SUPPLIED ENTRIES ▸
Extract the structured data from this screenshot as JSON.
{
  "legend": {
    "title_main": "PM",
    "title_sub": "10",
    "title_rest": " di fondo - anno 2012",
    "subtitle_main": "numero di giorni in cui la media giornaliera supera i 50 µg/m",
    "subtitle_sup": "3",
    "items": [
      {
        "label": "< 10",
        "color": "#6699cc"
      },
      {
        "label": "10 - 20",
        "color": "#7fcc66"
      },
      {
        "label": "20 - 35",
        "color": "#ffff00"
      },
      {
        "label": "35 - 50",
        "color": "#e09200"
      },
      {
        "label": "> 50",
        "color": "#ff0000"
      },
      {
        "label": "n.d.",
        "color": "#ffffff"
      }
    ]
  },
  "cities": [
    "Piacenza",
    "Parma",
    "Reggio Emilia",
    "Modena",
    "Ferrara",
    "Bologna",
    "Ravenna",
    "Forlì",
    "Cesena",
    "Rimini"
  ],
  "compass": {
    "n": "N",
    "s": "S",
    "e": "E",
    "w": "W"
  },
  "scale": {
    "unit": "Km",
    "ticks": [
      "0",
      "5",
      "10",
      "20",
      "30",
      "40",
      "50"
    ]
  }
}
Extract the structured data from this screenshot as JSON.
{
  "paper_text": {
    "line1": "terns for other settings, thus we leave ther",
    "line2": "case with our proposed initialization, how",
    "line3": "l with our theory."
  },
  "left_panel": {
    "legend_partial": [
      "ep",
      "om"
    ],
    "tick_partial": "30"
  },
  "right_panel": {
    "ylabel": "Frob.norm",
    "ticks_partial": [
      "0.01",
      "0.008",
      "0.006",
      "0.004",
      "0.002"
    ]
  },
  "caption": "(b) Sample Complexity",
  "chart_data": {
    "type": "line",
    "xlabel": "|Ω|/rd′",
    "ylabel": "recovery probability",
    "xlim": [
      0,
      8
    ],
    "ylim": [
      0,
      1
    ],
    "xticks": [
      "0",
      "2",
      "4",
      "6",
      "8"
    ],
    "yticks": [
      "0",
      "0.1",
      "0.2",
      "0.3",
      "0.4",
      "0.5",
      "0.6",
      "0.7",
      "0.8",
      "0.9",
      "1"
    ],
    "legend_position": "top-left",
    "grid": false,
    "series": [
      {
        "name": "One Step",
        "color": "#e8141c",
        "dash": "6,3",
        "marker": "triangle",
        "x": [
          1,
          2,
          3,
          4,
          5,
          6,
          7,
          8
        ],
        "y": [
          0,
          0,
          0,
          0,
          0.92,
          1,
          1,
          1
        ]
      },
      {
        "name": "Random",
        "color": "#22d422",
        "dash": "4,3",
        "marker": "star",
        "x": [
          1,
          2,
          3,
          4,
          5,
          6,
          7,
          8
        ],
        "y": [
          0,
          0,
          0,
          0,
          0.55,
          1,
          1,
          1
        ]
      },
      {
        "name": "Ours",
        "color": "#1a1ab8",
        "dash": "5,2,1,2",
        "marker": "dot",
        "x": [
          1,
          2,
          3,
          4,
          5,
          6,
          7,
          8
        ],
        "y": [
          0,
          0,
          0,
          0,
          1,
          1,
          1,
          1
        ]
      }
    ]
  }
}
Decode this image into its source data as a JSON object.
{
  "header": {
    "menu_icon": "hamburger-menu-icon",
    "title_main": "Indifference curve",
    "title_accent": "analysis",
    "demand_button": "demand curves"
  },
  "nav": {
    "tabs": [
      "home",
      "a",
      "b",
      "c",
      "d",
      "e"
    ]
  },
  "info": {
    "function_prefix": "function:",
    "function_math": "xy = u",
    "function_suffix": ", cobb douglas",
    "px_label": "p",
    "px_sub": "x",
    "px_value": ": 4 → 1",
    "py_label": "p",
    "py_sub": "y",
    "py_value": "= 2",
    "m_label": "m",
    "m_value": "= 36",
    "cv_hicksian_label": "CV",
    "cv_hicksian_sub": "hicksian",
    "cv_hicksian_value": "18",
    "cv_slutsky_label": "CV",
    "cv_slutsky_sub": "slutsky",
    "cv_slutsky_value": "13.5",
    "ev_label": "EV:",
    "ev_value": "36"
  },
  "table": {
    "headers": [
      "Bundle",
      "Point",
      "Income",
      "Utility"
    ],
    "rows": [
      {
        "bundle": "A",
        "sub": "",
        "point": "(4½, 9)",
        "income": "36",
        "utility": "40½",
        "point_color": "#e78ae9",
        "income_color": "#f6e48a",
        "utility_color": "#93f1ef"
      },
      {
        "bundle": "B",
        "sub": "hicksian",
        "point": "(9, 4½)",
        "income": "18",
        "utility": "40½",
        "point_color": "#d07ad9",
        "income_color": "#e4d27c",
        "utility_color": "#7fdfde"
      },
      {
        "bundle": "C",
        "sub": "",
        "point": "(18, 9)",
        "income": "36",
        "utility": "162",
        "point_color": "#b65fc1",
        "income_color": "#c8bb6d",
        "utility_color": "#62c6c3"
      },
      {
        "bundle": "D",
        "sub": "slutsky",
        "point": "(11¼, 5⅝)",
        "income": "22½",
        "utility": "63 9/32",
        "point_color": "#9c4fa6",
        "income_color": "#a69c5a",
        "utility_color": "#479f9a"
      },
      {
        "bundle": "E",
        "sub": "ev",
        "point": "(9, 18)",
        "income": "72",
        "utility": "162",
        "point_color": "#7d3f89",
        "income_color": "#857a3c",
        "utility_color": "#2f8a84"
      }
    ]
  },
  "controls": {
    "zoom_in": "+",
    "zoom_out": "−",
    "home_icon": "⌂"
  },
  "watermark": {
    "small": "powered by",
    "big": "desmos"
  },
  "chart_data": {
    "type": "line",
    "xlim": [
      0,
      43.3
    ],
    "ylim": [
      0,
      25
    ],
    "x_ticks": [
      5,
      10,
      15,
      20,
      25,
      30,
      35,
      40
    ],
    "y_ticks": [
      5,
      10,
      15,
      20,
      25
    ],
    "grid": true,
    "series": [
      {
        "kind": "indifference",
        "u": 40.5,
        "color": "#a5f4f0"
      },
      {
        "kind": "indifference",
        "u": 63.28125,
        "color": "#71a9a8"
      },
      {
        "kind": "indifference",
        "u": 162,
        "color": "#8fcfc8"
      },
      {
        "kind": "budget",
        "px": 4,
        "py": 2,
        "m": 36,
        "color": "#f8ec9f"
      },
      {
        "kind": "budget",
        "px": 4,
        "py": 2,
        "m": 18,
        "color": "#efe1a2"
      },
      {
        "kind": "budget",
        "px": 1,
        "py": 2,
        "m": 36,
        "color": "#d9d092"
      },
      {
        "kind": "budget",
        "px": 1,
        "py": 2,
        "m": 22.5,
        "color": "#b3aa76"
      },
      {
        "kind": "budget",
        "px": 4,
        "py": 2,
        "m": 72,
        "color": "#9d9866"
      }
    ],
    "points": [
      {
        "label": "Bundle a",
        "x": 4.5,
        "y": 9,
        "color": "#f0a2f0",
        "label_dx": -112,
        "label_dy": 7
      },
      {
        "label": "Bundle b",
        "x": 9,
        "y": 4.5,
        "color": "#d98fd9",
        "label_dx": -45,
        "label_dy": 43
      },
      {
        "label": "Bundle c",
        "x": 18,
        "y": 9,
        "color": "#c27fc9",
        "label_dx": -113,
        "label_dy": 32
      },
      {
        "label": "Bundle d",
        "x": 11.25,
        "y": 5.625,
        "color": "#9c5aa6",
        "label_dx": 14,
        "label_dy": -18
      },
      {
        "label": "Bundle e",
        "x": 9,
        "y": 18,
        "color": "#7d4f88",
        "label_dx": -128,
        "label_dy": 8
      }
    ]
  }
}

WHAT NEEDS TO BE DONE ▸ Transcribe all of the material exactly. Omit nothing.

TASK SOLUTION ▸
Extract the structured data from this screenshot as JSON.
{
  "legend": {
    "title_main": "PM",
    "title_sub": "10",
    "title_rest": " di fondo - anno 2012",
    "subtitle_main": "numero di giorni in cui la media giornaliera supera i 50 µg/m",
    "subtitle_sup": "3",
    "items": [
      {
        "label": "< 10",
        "color": "#6699cc"
      },
      {
        "label": "10 - 20",
        "color": "#7fcc66"
      },
      {
        "label": "20 - 35",
        "color": "#ffff00"
      },
      {
        "label": "35 - 50",
        "color": "#e09200"
      },
      {
        "label": "> 50",
        "color": "#ff0000"
      },
      {
        "label": "n.d.",
        "color": "#ffffff"
      }
    ]
  },
  "cities": [
    "Piacenza",
    "Parma",
    "Reggio Emilia",
    "Modena",
    "Ferrara",
    "Bologna",
    "Ravenna",
    "Forlì",
    "Cesena",
    "Rimini"
  ],
  "compass": {
    "n": "N",
    "s": "S",
    "e": "E",
    "w": "W"
  },
  "scale": {
    "unit": "Km",
    "ticks": [
      "0",
      "5",
      "10",
      "20",
      "30",
      "40",
      "50"
    ]
  }
}
Extract the structured data from this screenshot as JSON.
{
  "paper_text": {
    "line1": "terns for other settings, thus we leave ther",
    "line2": "case with our proposed initialization, how",
    "line3": "l with our theory."
  },
  "left_panel": {
    "legend_partial": [
      "ep",
      "om"
    ],
    "tick_partial": "30"
  },
  "right_panel": {
    "ylabel": "Frob.norm",
    "ticks_partial": [
      "0.01",
      "0.008",
      "0.006",
      "0.004",
      "0.002"
    ]
  },
  "caption": "(b) Sample Complexity",
  "chart_data": {
    "type": "line",
    "xlabel": "|Ω|/rd′",
    "ylabel": "recovery probability",
    "xlim": [
      0,
      8
    ],
    "ylim": [
      0,
      1
    ],
    "xticks": [
      "0",
      "2",
      "4",
      "6",
      "8"
    ],
    "yticks": [
      "0",
      "0.1",
      "0.2",
      "0.3",
      "0.4",
      "0.5",
      "0.6",
      "0.7",
      "0.8",
      "0.9",
      "1"
    ],
    "legend_position": "top-left",
    "grid": false,
    "series": [
      {
        "name": "One Step",
        "color": "#e8141c",
        "dash": "6,3",
        "marker": "triangle",
        "x": [
          1,
          2,
          3,
          4,
          5,
          6,
          7,
          8
        ],
        "y": [
          0,
          0,
          0,
          0,
          0.92,
          1,
          1,
          1
        ]
      },
      {
        "name": "Random",
        "color": "#22d422",
        "dash": "4,3",
        "marker": "star",
        "x": [
          1,
          2,
          3,
          4,
          5,
          6,
          7,
          8
        ],
        "y": [
          0,
          0,
          0,
          0,
          0.55,
          1,
          1,
          1
        ]
      },
      {
        "name": "Ours",
        "color": "#1a1ab8",
        "dash": "5,2,1,2",
        "marker": "dot",
        "x": [
          1,
          2,
          3,
          4,
          5,
          6,
          7,
          8
        ],
        "y": [
          0,
          0,
          0,
          0,
          1,
          1,
          1,
          1
        ]
      }
    ]
  }
}
Decode this image into its source data as a JSON object.
{
  "header": {
    "menu_icon": "hamburger-menu-icon",
    "title_main": "Indifference curve",
    "title_accent": "analysis",
    "demand_button": "demand curves"
  },
  "nav": {
    "tabs": [
      "home",
      "a",
      "b",
      "c",
      "d",
      "e"
    ]
  },
  "info": {
    "function_prefix": "function:",
    "function_math": "xy = u",
    "function_suffix": ", cobb douglas",
    "px_label": "p",
    "px_sub": "x",
    "px_value": ": 4 → 1",
    "py_label": "p",
    "py_sub": "y",
    "py_value": "= 2",
    "m_label": "m",
    "m_value": "= 36",
    "cv_hicksian_label": "CV",
    "cv_hicksian_sub": "hicksian",
    "cv_hicksian_value": "18",
    "cv_slutsky_label": "CV",
    "cv_slutsky_sub": "slutsky",
    "cv_slutsky_value": "13.5",
    "ev_label": "EV:",
    "ev_value": "36"
  },
  "table": {
    "headers": [
      "Bundle",
      "Point",
      "Income",
      "Utility"
    ],
    "rows": [
      {
        "bundle": "A",
        "sub": "",
        "point": "(4½, 9)",
        "income": "36",
        "utility": "40½",
        "point_color": "#e78ae9",
        "income_color": "#f6e48a",
        "utility_color": "#93f1ef"
      },
      {
        "bundle": "B",
        "sub": "hicksian",
        "point": "(9, 4½)",
        "income": "18",
        "utility": "40½",
        "point_color": "#d07ad9",
        "income_color": "#e4d27c",
        "utility_color": "#7fdfde"
      },
      {
        "bundle": "C",
        "sub": "",
        "point": "(18, 9)",
        "income": "36",
        "utility": "162",
        "point_color": "#b65fc1",
        "income_color": "#c8bb6d",
        "utility_color": "#62c6c3"
      },
      {
        "bundle": "D",
        "sub": "slutsky",
        "point": "(11¼, 5⅝)",
        "income": "22½",
        "utility": "63 9/32",
        "point_color": "#9c4fa6",
        "income_color": "#a69c5a",
        "utility_color": "#479f9a"
      },
      {
        "bundle": "E",
        "sub": "ev",
        "point": "(9, 18)",
        "income": "72",
        "utility": "162",
        "point_color": "#7d3f89",
        "income_color": "#857a3c",
        "utility_color": "#2f8a84"
      }
    ]
  },
  "controls": {
    "zoom_in": "+",
    "zoom_out": "−",
    "home_icon": "⌂"
  },
  "watermark": {
    "small": "powered by",
    "big": "desmos"
  },
  "chart_data": {
    "type": "line",
    "xlim": [
      0,
      43.3
    ],
    "ylim": [
      0,
      25
    ],
    "x_ticks": [
      5,
      10,
      15,
      20,
      25,
      30,
      35,
      40
    ],
    "y_ticks": [
      5,
      10,
      15,
      20,
      25
    ],
    "grid": true,
    "series": [
      {
        "kind": "indifference",
        "u": 40.5,
        "color": "#a5f4f0"
      },
      {
        "kind": "indifference",
        "u": 63.28125,
        "color": "#71a9a8"
      },
      {
        "kind": "indifference",
        "u": 162,
        "color": "#8fcfc8"
      },
      {
        "kind": "budget",
        "px": 4,
        "py": 2,
        "m": 36,
        "color": "#f8ec9f"
      },
      {
        "kind": "budget",
        "px": 4,
        "py": 2,
        "m": 18,
        "color": "#efe1a2"
      },
      {
        "kind": "budget",
        "px": 1,
        "py": 2,
        "m": 36,
        "color": "#d9d092"
      },
      {
        "kind": "budget",
        "px": 1,
        "py": 2,
        "m": 22.5,
        "color": "#b3aa76"
      },
      {
        "kind": "budget",
        "px": 4,
        "py": 2,
        "m": 72,
        "color": "#9d9866"
      }
    ],
    "points": [
      {
        "label": "Bundle a",
        "x": 4.5,
        "y": 9,
        "color": "#f0a2f0",
        "label_dx": -112,
        "label_dy": 7
      },
      {
        "label": "Bundle b",
        "x": 9,
        "y": 4.5,
        "color": "#d98fd9",
        "label_dx": -45,
        "label_dy": 43
      },
      {
        "label": "Bundle c",
        "x": 18,
        "y": 9,
        "color": "#c27fc9",
        "label_dx": -113,
        "label_dy": 32
      },
      {
        "label": "Bundle d",
        "x": 11.25,
        "y": 5.625,
        "color": "#9c5aa6",
        "label_dx": 14,
        "label_dy": -18
      },
      {
        "label": "Bundle e",
        "x": 9,
        "y": 18,
        "color": "#7d4f88",
        "label_dx": -128,
        "label_dy": 8
      }
    ]
  }
}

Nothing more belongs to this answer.